Stored records:
►

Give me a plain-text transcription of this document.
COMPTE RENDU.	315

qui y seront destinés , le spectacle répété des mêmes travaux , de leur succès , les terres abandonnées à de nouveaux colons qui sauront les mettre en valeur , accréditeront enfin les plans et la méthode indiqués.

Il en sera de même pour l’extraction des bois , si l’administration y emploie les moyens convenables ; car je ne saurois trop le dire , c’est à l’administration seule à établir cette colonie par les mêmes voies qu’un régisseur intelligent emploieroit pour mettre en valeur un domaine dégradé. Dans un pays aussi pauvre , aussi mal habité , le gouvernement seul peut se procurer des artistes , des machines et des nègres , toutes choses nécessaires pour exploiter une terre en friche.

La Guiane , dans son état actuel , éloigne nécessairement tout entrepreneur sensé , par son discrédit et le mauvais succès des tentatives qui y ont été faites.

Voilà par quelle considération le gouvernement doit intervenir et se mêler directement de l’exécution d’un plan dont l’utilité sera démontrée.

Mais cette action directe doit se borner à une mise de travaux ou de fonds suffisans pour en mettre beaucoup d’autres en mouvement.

◄

Required task ->
Go back to the listing above and please repeat it exactly.

Answer in full ->
Give me a plain-text transcription of this document.
COMPTE RENDU.	315

qui y seront destinés , le spectacle répété des mêmes travaux , de leur succès , les terres abandonnées à de nouveaux colons qui sauront les mettre en valeur , accréditeront enfin les plans et la méthode indiqués.

Il en sera de même pour l’extraction des bois , si l’administration y emploie les moyens convenables ; car je ne saurois trop le dire , c’est à l’administration seule à établir cette colonie par les mêmes voies qu’un régisseur intelligent emploieroit pour mettre en valeur un domaine dégradé. Dans un pays aussi pauvre , aussi mal habité , le gouvernement seul peut se procurer des artistes , des machines et des nègres , toutes choses nécessaires pour exploiter une terre en friche.

La Guiane , dans son état actuel , éloigne nécessairement tout entrepreneur sensé , par son discrédit et le mauvais succès des tentatives qui y ont été faites.

Voilà par quelle considération le gouvernement doit intervenir et se mêler directement de l’exécution d’un plan dont l’utilité sera démontrée.

Mais cette action directe doit se borner à une mise de travaux ou de fonds suffisans pour en mettre beaucoup d’autres en mouvement.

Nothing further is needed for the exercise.